• Objective: Check every line below for the string "label", and copy the lines that contain it.

(Collected data)
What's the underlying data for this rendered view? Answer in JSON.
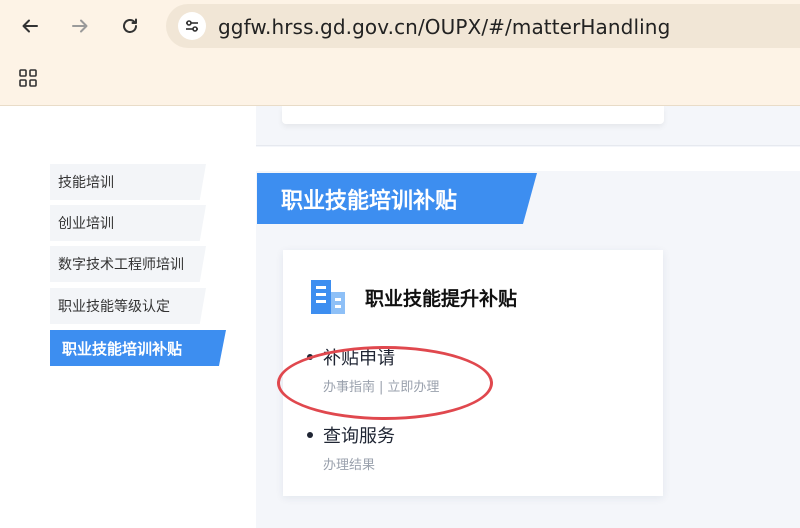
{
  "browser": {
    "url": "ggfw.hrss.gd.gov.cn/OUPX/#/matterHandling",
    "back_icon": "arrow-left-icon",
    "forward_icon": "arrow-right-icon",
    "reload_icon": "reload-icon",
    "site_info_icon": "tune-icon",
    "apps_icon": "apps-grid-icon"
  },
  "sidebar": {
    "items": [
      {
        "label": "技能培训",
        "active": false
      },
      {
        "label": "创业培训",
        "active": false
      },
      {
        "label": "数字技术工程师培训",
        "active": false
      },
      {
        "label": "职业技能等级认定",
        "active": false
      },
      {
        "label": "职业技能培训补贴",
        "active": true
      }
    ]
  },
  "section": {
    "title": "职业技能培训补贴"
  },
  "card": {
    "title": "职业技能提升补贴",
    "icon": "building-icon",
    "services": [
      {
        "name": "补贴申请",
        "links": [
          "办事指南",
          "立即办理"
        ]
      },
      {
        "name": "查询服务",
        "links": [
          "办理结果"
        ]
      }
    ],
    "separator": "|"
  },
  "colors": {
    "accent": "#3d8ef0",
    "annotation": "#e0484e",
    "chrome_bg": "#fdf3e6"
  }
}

• Exercise response:
        "label": "技能培训",
        "label": "创业培训",
        "label": "数字技术工程师培训",
        "label": "职业技能等级认定",
        "label": "职业技能培训补贴",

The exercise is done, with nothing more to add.